# YOUR OBJECTIVE:
Reproduce the records below in full and exactly, without their images.

# DATA SECTION:
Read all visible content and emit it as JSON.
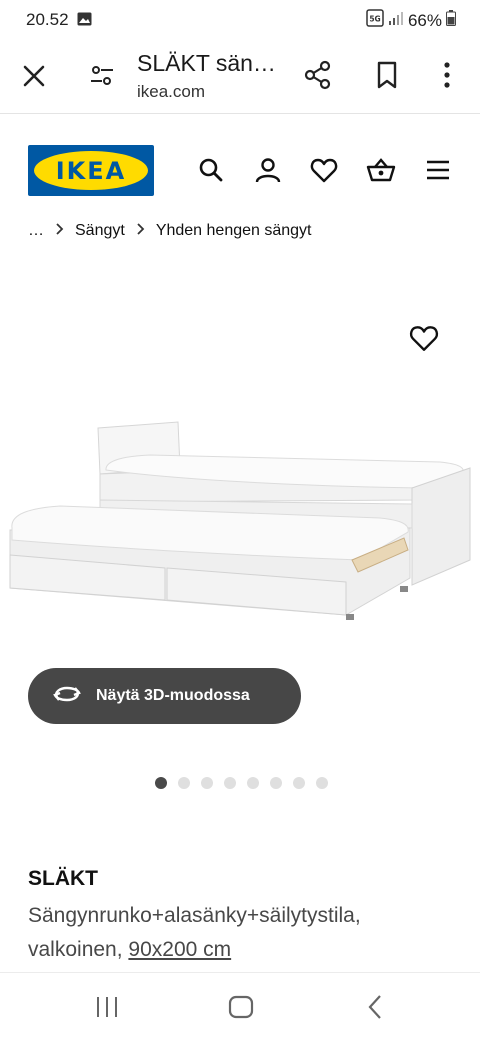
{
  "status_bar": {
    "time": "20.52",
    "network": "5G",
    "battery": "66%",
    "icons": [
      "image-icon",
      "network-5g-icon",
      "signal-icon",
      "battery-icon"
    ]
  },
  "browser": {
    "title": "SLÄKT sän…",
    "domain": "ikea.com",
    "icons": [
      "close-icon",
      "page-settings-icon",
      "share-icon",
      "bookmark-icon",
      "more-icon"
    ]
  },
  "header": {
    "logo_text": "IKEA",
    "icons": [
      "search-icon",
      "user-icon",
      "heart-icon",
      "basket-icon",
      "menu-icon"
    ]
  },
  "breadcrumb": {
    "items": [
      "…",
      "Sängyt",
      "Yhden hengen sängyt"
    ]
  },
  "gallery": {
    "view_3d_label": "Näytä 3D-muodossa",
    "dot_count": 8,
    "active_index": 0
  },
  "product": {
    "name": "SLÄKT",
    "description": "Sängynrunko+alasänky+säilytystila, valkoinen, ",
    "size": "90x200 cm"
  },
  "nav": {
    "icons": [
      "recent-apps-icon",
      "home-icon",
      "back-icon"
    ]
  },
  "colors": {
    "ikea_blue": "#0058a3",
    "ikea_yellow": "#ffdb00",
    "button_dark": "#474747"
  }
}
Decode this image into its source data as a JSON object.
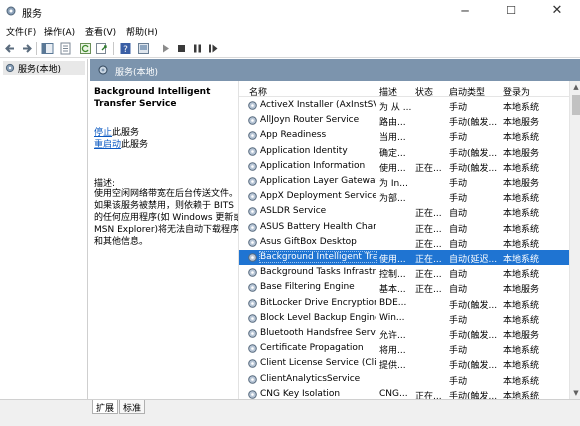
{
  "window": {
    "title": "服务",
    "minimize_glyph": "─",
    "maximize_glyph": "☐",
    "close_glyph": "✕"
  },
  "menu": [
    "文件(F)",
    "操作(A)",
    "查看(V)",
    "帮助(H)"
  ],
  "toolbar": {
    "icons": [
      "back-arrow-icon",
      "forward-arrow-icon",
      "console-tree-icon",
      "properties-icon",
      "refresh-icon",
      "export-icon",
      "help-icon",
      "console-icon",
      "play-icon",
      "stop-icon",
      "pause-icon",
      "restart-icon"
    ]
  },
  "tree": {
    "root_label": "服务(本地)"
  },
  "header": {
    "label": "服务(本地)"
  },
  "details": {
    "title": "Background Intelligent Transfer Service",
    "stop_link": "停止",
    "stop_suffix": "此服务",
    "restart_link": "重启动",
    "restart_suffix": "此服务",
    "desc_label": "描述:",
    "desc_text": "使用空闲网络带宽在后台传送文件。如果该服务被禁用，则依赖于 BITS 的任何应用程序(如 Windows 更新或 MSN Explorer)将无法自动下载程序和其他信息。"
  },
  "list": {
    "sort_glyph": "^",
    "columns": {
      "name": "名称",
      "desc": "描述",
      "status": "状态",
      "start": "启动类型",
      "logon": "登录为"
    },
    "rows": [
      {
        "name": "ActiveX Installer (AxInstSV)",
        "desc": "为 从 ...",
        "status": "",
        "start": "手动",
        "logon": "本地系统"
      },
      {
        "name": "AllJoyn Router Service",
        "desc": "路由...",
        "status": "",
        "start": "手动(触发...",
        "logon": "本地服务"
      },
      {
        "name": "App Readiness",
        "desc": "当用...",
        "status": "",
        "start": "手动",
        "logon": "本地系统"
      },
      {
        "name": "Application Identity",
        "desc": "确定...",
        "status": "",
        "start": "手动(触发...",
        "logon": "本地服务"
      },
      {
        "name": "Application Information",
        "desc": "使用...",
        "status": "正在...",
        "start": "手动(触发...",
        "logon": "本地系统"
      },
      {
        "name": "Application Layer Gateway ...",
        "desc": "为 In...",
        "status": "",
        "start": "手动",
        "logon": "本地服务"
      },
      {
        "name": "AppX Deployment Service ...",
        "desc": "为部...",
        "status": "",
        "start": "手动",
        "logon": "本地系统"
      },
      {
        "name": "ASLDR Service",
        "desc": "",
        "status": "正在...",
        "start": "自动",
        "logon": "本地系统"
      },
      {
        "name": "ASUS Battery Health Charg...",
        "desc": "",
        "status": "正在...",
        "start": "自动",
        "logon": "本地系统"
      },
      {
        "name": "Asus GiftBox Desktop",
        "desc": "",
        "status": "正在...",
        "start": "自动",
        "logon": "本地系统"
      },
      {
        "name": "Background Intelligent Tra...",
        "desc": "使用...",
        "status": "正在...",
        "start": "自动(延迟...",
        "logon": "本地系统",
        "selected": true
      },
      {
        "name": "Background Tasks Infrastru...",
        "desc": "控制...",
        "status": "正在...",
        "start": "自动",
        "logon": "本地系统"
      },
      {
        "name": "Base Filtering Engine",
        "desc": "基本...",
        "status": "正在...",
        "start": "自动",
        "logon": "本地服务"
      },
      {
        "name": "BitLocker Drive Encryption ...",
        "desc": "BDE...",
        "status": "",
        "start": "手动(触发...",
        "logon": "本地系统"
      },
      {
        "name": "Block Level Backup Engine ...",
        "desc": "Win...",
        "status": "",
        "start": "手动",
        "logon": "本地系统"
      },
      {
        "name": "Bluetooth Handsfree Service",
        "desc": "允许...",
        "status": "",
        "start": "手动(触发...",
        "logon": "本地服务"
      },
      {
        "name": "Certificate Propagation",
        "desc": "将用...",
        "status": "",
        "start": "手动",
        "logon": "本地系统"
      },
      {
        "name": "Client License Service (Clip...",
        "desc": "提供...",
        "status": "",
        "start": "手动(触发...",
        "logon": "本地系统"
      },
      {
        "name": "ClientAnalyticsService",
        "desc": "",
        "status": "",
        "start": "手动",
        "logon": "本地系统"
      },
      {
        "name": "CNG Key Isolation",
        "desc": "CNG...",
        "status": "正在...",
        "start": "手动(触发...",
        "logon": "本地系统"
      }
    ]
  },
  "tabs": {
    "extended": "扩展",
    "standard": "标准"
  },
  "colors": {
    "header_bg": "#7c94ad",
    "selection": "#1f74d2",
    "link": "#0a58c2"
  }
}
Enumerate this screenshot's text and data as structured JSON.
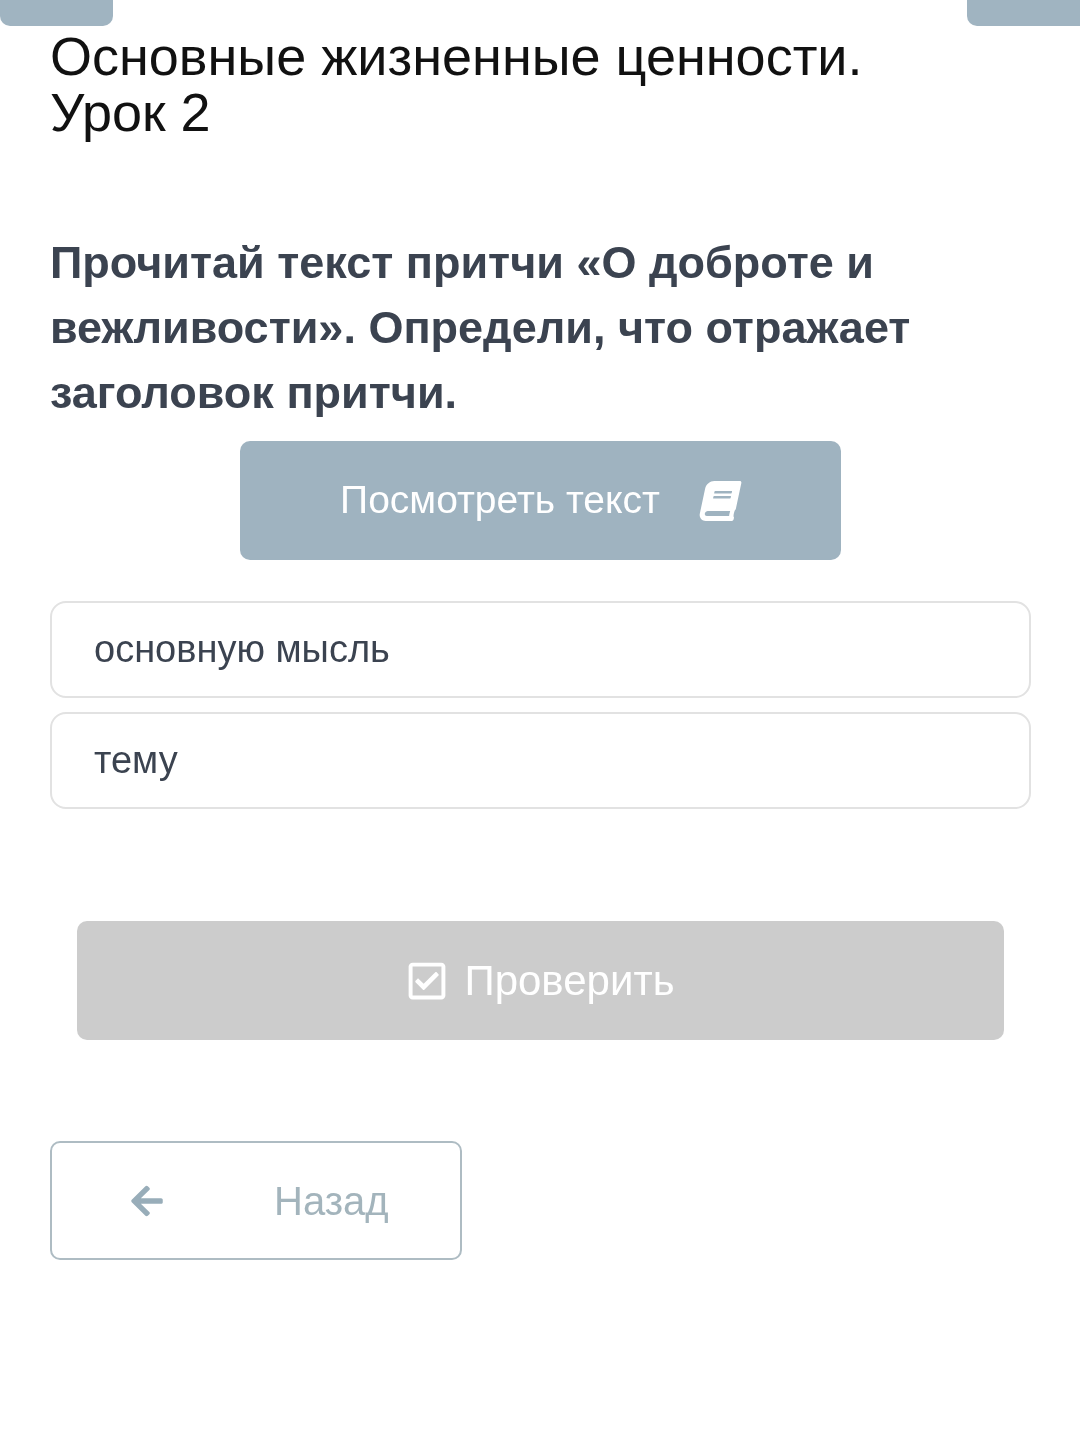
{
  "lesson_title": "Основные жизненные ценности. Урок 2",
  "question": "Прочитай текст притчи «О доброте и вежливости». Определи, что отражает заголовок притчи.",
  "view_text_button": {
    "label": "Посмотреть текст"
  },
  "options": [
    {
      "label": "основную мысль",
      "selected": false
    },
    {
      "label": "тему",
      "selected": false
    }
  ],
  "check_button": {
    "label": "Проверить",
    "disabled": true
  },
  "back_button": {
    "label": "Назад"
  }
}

# ANSWER TO THE PROBLEM:
Read all visible content and emit it as JSON.
{
  "status_bar": {
    "time": "20.52",
    "network": "5G",
    "battery": "66%",
    "icons": [
      "image-icon",
      "network-5g-icon",
      "signal-icon",
      "battery-icon"
    ]
  },
  "browser": {
    "title": "SLÄKT sän…",
    "domain": "ikea.com",
    "icons": [
      "close-icon",
      "page-settings-icon",
      "share-icon",
      "bookmark-icon",
      "more-icon"
    ]
  },
  "header": {
    "logo_text": "IKEA",
    "icons": [
      "search-icon",
      "user-icon",
      "heart-icon",
      "basket-icon",
      "menu-icon"
    ]
  },
  "breadcrumb": {
    "items": [
      "…",
      "Sängyt",
      "Yhden hengen sängyt"
    ]
  },
  "gallery": {
    "view_3d_label": "Näytä 3D-muodossa",
    "dot_count": 8,
    "active_index": 0
  },
  "product": {
    "name": "SLÄKT",
    "description": "Sängynrunko+alasänky+säilytystila, valkoinen, ",
    "size": "90x200 cm"
  },
  "nav": {
    "icons": [
      "recent-apps-icon",
      "home-icon",
      "back-icon"
    ]
  },
  "colors": {
    "ikea_blue": "#0058a3",
    "ikea_yellow": "#ffdb00",
    "button_dark": "#474747"
  }
}
Decode this image into its source data as a JSON object.
{
  "window": {
    "title": "服务",
    "minimize_glyph": "─",
    "maximize_glyph": "☐",
    "close_glyph": "✕"
  },
  "menu": [
    "文件(F)",
    "操作(A)",
    "查看(V)",
    "帮助(H)"
  ],
  "toolbar": {
    "icons": [
      "back-arrow-icon",
      "forward-arrow-icon",
      "console-tree-icon",
      "properties-icon",
      "refresh-icon",
      "export-icon",
      "help-icon",
      "console-icon",
      "play-icon",
      "stop-icon",
      "pause-icon",
      "restart-icon"
    ]
  },
  "tree": {
    "root_label": "服务(本地)"
  },
  "header": {
    "label": "服务(本地)"
  },
  "details": {
    "title": "Background Intelligent Transfer Service",
    "stop_link": "停止",
    "stop_suffix": "此服务",
    "restart_link": "重启动",
    "restart_suffix": "此服务",
    "desc_label": "描述:",
    "desc_text": "使用空闲网络带宽在后台传送文件。如果该服务被禁用，则依赖于 BITS 的任何应用程序(如 Windows 更新或 MSN Explorer)将无法自动下载程序和其他信息。"
  },
  "list": {
    "sort_glyph": "^",
    "columns": {
      "name": "名称",
      "desc": "描述",
      "status": "状态",
      "start": "启动类型",
      "logon": "登录为"
    },
    "rows": [
      {
        "name": "ActiveX Installer (AxInstSV)",
        "desc": "为 从 ...",
        "status": "",
        "start": "手动",
        "logon": "本地系统"
      },
      {
        "name": "AllJoyn Router Service",
        "desc": "路由...",
        "status": "",
        "start": "手动(触发...",
        "logon": "本地服务"
      },
      {
        "name": "App Readiness",
        "desc": "当用...",
        "status": "",
        "start": "手动",
        "logon": "本地系统"
      },
      {
        "name": "Application Identity",
        "desc": "确定...",
        "status": "",
        "start": "手动(触发...",
        "logon": "本地服务"
      },
      {
        "name": "Application Information",
        "desc": "使用...",
        "status": "正在...",
        "start": "手动(触发...",
        "logon": "本地系统"
      },
      {
        "name": "Application Layer Gateway ...",
        "desc": "为 In...",
        "status": "",
        "start": "手动",
        "logon": "本地服务"
      },
      {
        "name": "AppX Deployment Service ...",
        "desc": "为部...",
        "status": "",
        "start": "手动",
        "logon": "本地系统"
      },
      {
        "name": "ASLDR Service",
        "desc": "",
        "status": "正在...",
        "start": "自动",
        "logon": "本地系统"
      },
      {
        "name": "ASUS Battery Health Charg...",
        "desc": "",
        "status": "正在...",
        "start": "自动",
        "logon": "本地系统"
      },
      {
        "name": "Asus GiftBox Desktop",
        "desc": "",
        "status": "正在...",
        "start": "自动",
        "logon": "本地系统"
      },
      {
        "name": "Background Intelligent Tra...",
        "desc": "使用...",
        "status": "正在...",
        "start": "自动(延迟...",
        "logon": "本地系统",
        "selected": true
      },
      {
        "name": "Background Tasks Infrastru...",
        "desc": "控制...",
        "status": "正在...",
        "start": "自动",
        "logon": "本地系统"
      },
      {
        "name": "Base Filtering Engine",
        "desc": "基本...",
        "status": "正在...",
        "start": "自动",
        "logon": "本地服务"
      },
      {
        "name": "BitLocker Drive Encryption ...",
        "desc": "BDE...",
        "status": "",
        "start": "手动(触发...",
        "logon": "本地系统"
      },
      {
        "name": "Block Level Backup Engine ...",
        "desc": "Win...",
        "status": "",
        "start": "手动",
        "logon": "本地系统"
      },
      {
        "name": "Bluetooth Handsfree Service",
        "desc": "允许...",
        "status": "",
        "start": "手动(触发...",
        "logon": "本地服务"
      },
      {
        "name": "Certificate Propagation",
        "desc": "将用...",
        "status": "",
        "start": "手动",
        "logon": "本地系统"
      },
      {
        "name": "Client License Service (Clip...",
        "desc": "提供...",
        "status": "",
        "start": "手动(触发...",
        "logon": "本地系统"
      },
      {
        "name": "ClientAnalyticsService",
        "desc": "",
        "status": "",
        "start": "手动",
        "logon": "本地系统"
      },
      {
        "name": "CNG Key Isolation",
        "desc": "CNG...",
        "status": "正在...",
        "start": "手动(触发...",
        "logon": "本地系统"
      }
    ]
  },
  "tabs": {
    "extended": "扩展",
    "standard": "标准"
  },
  "colors": {
    "header_bg": "#7c94ad",
    "selection": "#1f74d2",
    "link": "#0a58c2"
  }
}
Enumerate this screenshot's text and data as structured JSON.
{
  "lesson_title": "Основные жизненные ценности. Урок 2",
  "question": "Прочитай текст притчи «О доброте и вежливости». Определи, что отражает заголовок притчи.",
  "view_text_button": {
    "label": "Посмотреть текст"
  },
  "options": [
    {
      "label": "основную мысль",
      "selected": false
    },
    {
      "label": "тему",
      "selected": false
    }
  ],
  "check_button": {
    "label": "Проверить",
    "disabled": true
  },
  "back_button": {
    "label": "Назад"
  }
}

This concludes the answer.